• [Provided data]:
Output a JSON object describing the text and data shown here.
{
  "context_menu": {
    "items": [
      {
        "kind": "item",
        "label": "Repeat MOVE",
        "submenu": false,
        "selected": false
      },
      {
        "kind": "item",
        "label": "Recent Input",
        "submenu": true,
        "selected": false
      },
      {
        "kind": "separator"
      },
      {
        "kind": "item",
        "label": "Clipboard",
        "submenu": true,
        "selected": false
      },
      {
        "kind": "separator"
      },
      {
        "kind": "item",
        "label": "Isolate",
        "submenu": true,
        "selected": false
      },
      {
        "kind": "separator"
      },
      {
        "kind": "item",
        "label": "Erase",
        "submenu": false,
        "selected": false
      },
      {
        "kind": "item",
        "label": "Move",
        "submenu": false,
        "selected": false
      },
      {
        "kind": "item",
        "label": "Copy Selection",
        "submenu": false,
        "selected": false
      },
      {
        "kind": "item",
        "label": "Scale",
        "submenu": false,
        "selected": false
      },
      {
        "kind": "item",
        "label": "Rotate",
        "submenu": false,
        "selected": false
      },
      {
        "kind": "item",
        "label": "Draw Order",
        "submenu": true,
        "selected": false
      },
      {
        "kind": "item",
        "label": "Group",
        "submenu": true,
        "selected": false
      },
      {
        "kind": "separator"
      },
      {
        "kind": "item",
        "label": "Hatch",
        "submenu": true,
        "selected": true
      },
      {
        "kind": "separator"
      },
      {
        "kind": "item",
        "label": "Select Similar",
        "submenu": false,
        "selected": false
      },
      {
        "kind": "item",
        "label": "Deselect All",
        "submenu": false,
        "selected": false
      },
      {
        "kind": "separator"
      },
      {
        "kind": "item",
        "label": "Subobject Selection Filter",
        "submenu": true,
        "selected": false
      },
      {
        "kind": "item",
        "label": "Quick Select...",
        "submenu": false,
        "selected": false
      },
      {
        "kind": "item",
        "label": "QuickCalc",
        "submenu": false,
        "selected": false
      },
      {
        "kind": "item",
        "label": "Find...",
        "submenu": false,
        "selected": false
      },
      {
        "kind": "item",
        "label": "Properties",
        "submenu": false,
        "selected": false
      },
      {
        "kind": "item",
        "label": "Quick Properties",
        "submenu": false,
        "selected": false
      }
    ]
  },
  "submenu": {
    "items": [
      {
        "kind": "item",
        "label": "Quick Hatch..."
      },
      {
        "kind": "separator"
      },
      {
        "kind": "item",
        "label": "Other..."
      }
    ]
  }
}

• [Direction]:
Copy out the full set of records precisely, leaving nothing out.

• [Solution to this task]:
Output a JSON object describing the text and data shown here.
{
  "context_menu": {
    "items": [
      {
        "kind": "item",
        "label": "Repeat MOVE",
        "submenu": false,
        "selected": false
      },
      {
        "kind": "item",
        "label": "Recent Input",
        "submenu": true,
        "selected": false
      },
      {
        "kind": "separator"
      },
      {
        "kind": "item",
        "label": "Clipboard",
        "submenu": true,
        "selected": false
      },
      {
        "kind": "separator"
      },
      {
        "kind": "item",
        "label": "Isolate",
        "submenu": true,
        "selected": false
      },
      {
        "kind": "separator"
      },
      {
        "kind": "item",
        "label": "Erase",
        "submenu": false,
        "selected": false
      },
      {
        "kind": "item",
        "label": "Move",
        "submenu": false,
        "selected": false
      },
      {
        "kind": "item",
        "label": "Copy Selection",
        "submenu": false,
        "selected": false
      },
      {
        "kind": "item",
        "label": "Scale",
        "submenu": false,
        "selected": false
      },
      {
        "kind": "item",
        "label": "Rotate",
        "submenu": false,
        "selected": false
      },
      {
        "kind": "item",
        "label": "Draw Order",
        "submenu": true,
        "selected": false
      },
      {
        "kind": "item",
        "label": "Group",
        "submenu": true,
        "selected": false
      },
      {
        "kind": "separator"
      },
      {
        "kind": "item",
        "label": "Hatch",
        "submenu": true,
        "selected": true
      },
      {
        "kind": "separator"
      },
      {
        "kind": "item",
        "label": "Select Similar",
        "submenu": false,
        "selected": false
      },
      {
        "kind": "item",
        "label": "Deselect All",
        "submenu": false,
        "selected": false
      },
      {
        "kind": "separator"
      },
      {
        "kind": "item",
        "label": "Subobject Selection Filter",
        "submenu": true,
        "selected": false
      },
      {
        "kind": "item",
        "label": "Quick Select...",
        "submenu": false,
        "selected": false
      },
      {
        "kind": "item",
        "label": "QuickCalc",
        "submenu": false,
        "selected": false
      },
      {
        "kind": "item",
        "label": "Find...",
        "submenu": false,
        "selected": false
      },
      {
        "kind": "item",
        "label": "Properties",
        "submenu": false,
        "selected": false
      },
      {
        "kind": "item",
        "label": "Quick Properties",
        "submenu": false,
        "selected": false
      }
    ]
  },
  "submenu": {
    "items": [
      {
        "kind": "item",
        "label": "Quick Hatch..."
      },
      {
        "kind": "separator"
      },
      {
        "kind": "item",
        "label": "Other..."
      }
    ]
  }
}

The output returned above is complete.